'''

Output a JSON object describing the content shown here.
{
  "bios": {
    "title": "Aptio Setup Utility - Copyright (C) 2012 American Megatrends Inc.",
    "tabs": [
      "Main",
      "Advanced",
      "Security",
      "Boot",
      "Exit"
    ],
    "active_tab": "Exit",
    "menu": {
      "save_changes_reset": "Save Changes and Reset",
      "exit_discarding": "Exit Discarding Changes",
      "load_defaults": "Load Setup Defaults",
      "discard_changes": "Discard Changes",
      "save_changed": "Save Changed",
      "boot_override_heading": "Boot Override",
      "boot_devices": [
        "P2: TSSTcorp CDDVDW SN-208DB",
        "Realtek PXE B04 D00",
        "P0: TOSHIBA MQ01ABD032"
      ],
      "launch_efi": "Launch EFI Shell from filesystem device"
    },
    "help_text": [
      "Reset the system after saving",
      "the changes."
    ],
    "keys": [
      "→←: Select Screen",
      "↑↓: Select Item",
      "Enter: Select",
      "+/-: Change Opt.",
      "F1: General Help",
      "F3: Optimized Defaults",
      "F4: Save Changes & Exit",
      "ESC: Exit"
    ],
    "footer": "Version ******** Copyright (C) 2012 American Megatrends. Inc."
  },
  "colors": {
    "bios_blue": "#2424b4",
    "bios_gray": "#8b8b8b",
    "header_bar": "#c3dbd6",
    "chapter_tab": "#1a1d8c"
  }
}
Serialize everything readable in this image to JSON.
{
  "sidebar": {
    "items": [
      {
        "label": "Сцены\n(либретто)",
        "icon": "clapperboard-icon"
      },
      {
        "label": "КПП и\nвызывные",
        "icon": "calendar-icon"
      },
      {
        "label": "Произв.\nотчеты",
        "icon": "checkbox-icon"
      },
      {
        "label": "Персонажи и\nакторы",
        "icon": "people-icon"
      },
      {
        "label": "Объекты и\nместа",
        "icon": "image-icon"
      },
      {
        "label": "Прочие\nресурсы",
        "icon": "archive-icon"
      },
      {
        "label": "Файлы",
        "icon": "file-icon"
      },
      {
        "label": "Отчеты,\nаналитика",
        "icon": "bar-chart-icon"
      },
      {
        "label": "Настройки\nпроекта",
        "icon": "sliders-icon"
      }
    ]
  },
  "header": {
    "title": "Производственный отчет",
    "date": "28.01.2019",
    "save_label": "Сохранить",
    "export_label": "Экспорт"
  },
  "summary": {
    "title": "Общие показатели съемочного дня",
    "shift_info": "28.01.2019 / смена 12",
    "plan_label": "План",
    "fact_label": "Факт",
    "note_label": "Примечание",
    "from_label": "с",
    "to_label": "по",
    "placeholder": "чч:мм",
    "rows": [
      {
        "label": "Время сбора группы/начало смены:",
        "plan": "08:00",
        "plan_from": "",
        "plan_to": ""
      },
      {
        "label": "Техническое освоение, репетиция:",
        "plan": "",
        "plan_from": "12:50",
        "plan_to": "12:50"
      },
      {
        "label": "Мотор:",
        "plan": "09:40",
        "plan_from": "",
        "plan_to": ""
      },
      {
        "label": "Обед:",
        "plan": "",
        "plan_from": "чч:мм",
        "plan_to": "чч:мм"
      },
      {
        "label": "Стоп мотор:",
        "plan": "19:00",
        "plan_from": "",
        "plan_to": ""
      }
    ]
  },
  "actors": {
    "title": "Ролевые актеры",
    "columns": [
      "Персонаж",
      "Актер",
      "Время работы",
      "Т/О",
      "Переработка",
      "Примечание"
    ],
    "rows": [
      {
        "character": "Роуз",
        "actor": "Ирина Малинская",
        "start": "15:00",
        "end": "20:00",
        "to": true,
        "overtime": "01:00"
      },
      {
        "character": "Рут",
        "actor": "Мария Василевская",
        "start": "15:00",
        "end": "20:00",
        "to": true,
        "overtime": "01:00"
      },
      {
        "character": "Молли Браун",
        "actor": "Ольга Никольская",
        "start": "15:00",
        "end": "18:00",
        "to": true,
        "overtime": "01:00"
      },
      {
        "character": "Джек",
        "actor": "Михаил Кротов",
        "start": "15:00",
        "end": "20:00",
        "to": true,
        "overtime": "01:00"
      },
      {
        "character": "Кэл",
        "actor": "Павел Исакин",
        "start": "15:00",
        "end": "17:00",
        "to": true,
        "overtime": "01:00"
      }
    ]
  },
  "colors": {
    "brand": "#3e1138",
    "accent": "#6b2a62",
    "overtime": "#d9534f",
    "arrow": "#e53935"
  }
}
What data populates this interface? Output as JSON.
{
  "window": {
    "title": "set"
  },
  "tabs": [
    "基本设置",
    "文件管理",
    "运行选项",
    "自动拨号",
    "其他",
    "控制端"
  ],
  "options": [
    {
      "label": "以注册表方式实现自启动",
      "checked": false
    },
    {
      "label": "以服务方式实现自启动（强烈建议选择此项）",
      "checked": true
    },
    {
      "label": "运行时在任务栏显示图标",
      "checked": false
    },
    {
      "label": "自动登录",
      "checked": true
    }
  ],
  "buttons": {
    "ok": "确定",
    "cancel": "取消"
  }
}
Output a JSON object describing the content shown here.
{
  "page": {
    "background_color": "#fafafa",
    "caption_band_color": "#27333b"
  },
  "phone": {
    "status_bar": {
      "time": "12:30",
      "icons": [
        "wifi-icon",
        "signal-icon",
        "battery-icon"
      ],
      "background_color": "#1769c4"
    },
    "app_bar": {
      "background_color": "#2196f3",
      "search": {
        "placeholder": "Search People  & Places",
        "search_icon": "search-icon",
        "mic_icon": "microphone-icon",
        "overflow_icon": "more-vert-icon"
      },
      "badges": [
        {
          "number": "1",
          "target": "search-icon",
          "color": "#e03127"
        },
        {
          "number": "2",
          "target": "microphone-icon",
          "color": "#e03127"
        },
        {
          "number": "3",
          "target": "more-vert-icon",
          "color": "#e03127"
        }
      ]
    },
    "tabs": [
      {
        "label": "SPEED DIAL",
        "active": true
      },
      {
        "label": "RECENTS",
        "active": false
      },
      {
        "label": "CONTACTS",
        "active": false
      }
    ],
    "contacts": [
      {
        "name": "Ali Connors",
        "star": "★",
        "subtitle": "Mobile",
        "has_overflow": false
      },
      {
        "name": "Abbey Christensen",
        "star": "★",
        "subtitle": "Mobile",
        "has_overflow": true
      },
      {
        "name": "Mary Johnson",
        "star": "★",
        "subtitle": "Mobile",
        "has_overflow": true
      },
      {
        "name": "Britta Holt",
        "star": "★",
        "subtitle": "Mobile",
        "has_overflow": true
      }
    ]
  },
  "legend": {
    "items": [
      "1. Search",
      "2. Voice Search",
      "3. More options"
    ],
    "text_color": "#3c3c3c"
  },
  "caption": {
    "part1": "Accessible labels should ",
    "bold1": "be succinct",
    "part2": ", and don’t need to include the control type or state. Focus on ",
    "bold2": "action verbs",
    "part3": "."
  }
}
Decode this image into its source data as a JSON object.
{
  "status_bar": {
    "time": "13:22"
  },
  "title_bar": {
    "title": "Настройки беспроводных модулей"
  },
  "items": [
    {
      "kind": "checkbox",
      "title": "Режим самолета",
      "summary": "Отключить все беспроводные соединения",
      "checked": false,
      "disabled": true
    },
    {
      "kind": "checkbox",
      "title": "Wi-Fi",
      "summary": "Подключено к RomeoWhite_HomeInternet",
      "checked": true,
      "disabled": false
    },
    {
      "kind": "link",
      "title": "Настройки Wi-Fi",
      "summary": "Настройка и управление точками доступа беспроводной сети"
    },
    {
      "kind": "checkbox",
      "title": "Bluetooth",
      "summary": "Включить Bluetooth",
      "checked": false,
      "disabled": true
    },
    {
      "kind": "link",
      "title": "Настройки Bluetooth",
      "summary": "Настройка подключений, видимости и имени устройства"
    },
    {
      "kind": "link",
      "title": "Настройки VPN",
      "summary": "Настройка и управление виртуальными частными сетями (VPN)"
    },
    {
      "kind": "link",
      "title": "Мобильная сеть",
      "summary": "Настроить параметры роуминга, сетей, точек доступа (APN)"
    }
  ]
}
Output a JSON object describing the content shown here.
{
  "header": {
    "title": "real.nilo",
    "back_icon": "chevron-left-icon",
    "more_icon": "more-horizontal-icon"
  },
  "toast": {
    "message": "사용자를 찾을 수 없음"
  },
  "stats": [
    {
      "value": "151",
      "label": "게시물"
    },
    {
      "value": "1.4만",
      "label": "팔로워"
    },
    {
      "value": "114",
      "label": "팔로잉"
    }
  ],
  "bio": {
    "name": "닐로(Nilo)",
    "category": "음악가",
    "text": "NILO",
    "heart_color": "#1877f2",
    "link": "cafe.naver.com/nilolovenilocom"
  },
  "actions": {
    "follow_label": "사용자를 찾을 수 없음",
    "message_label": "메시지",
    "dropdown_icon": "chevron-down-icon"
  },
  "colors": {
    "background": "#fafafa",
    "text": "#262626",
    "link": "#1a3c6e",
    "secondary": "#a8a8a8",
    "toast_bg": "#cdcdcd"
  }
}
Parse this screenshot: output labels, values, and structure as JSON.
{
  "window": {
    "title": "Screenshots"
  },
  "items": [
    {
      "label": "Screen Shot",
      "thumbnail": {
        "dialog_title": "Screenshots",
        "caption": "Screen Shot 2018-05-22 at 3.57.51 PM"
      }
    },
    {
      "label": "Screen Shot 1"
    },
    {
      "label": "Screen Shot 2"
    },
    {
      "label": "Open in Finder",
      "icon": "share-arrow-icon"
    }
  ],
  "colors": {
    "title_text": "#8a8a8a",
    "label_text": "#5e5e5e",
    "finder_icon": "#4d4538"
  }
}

'''

Gather each line of the records holding the string "Setup".

SOLUTION TO THE EXERCISE
    "title": "Aptio Setup Utility - Copyright (C) 2012 American Megatrends Inc.",
      "load_defaults": "Load Setup Defaults",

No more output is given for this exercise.